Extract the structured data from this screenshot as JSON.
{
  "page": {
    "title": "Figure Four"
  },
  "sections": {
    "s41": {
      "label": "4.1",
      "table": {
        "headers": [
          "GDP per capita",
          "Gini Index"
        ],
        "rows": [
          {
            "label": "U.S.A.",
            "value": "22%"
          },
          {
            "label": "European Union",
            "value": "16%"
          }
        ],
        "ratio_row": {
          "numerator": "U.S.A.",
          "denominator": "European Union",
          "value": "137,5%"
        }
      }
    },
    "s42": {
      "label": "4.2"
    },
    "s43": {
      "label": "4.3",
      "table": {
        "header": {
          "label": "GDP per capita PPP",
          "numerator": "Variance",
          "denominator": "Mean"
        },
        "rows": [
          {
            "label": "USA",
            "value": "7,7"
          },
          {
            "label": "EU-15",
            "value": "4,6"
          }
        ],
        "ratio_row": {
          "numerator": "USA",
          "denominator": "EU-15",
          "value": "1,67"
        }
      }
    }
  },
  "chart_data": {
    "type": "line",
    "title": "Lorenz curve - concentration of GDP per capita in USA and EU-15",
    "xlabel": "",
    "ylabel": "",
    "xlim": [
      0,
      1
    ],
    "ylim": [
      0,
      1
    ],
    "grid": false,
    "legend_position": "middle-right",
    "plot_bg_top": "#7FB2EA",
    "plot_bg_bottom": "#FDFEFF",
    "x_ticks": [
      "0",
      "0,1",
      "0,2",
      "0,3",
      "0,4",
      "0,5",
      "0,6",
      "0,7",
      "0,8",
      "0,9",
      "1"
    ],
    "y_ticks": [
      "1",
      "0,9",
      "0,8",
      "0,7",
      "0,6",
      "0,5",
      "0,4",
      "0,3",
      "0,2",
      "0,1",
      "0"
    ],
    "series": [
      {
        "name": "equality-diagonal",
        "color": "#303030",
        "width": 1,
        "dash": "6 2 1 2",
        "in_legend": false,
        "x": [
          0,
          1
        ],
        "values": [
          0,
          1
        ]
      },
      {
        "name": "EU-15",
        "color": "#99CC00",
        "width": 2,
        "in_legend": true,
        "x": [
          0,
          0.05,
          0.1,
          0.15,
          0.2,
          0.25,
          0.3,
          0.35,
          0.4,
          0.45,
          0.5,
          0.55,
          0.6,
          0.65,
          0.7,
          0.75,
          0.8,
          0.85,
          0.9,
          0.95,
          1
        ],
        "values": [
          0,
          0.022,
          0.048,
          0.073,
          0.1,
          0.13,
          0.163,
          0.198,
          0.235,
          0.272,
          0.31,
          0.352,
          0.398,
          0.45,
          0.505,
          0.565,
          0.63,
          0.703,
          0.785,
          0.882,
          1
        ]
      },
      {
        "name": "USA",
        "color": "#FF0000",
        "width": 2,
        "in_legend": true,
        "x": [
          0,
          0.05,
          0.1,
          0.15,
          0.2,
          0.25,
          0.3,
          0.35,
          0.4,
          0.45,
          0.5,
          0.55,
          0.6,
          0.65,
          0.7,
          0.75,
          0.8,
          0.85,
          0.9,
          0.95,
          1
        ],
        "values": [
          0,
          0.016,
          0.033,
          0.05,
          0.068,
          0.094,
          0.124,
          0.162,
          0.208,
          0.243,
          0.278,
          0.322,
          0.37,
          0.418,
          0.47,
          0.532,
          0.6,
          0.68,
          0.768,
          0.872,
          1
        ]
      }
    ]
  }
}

○ ○ ○ ○

> _OBJECTIVE_
Restate the data above exactly, keeping each word as it stands.

> _ANSWER_
Extract the structured data from this screenshot as JSON.
{
  "page": {
    "title": "Figure Four"
  },
  "sections": {
    "s41": {
      "label": "4.1",
      "table": {
        "headers": [
          "GDP per capita",
          "Gini Index"
        ],
        "rows": [
          {
            "label": "U.S.A.",
            "value": "22%"
          },
          {
            "label": "European Union",
            "value": "16%"
          }
        ],
        "ratio_row": {
          "numerator": "U.S.A.",
          "denominator": "European Union",
          "value": "137,5%"
        }
      }
    },
    "s42": {
      "label": "4.2"
    },
    "s43": {
      "label": "4.3",
      "table": {
        "header": {
          "label": "GDP per capita PPP",
          "numerator": "Variance",
          "denominator": "Mean"
        },
        "rows": [
          {
            "label": "USA",
            "value": "7,7"
          },
          {
            "label": "EU-15",
            "value": "4,6"
          }
        ],
        "ratio_row": {
          "numerator": "USA",
          "denominator": "EU-15",
          "value": "1,67"
        }
      }
    }
  },
  "chart_data": {
    "type": "line",
    "title": "Lorenz curve - concentration of GDP per capita in USA and EU-15",
    "xlabel": "",
    "ylabel": "",
    "xlim": [
      0,
      1
    ],
    "ylim": [
      0,
      1
    ],
    "grid": false,
    "legend_position": "middle-right",
    "plot_bg_top": "#7FB2EA",
    "plot_bg_bottom": "#FDFEFF",
    "x_ticks": [
      "0",
      "0,1",
      "0,2",
      "0,3",
      "0,4",
      "0,5",
      "0,6",
      "0,7",
      "0,8",
      "0,9",
      "1"
    ],
    "y_ticks": [
      "1",
      "0,9",
      "0,8",
      "0,7",
      "0,6",
      "0,5",
      "0,4",
      "0,3",
      "0,2",
      "0,1",
      "0"
    ],
    "series": [
      {
        "name": "equality-diagonal",
        "color": "#303030",
        "width": 1,
        "dash": "6 2 1 2",
        "in_legend": false,
        "x": [
          0,
          1
        ],
        "values": [
          0,
          1
        ]
      },
      {
        "name": "EU-15",
        "color": "#99CC00",
        "width": 2,
        "in_legend": true,
        "x": [
          0,
          0.05,
          0.1,
          0.15,
          0.2,
          0.25,
          0.3,
          0.35,
          0.4,
          0.45,
          0.5,
          0.55,
          0.6,
          0.65,
          0.7,
          0.75,
          0.8,
          0.85,
          0.9,
          0.95,
          1
        ],
        "values": [
          0,
          0.022,
          0.048,
          0.073,
          0.1,
          0.13,
          0.163,
          0.198,
          0.235,
          0.272,
          0.31,
          0.352,
          0.398,
          0.45,
          0.505,
          0.565,
          0.63,
          0.703,
          0.785,
          0.882,
          1
        ]
      },
      {
        "name": "USA",
        "color": "#FF0000",
        "width": 2,
        "in_legend": true,
        "x": [
          0,
          0.05,
          0.1,
          0.15,
          0.2,
          0.25,
          0.3,
          0.35,
          0.4,
          0.45,
          0.5,
          0.55,
          0.6,
          0.65,
          0.7,
          0.75,
          0.8,
          0.85,
          0.9,
          0.95,
          1
        ],
        "values": [
          0,
          0.016,
          0.033,
          0.05,
          0.068,
          0.094,
          0.124,
          0.162,
          0.208,
          0.243,
          0.278,
          0.322,
          0.37,
          0.418,
          0.47,
          0.532,
          0.6,
          0.68,
          0.768,
          0.872,
          1
        ]
      }
    ]
  }
}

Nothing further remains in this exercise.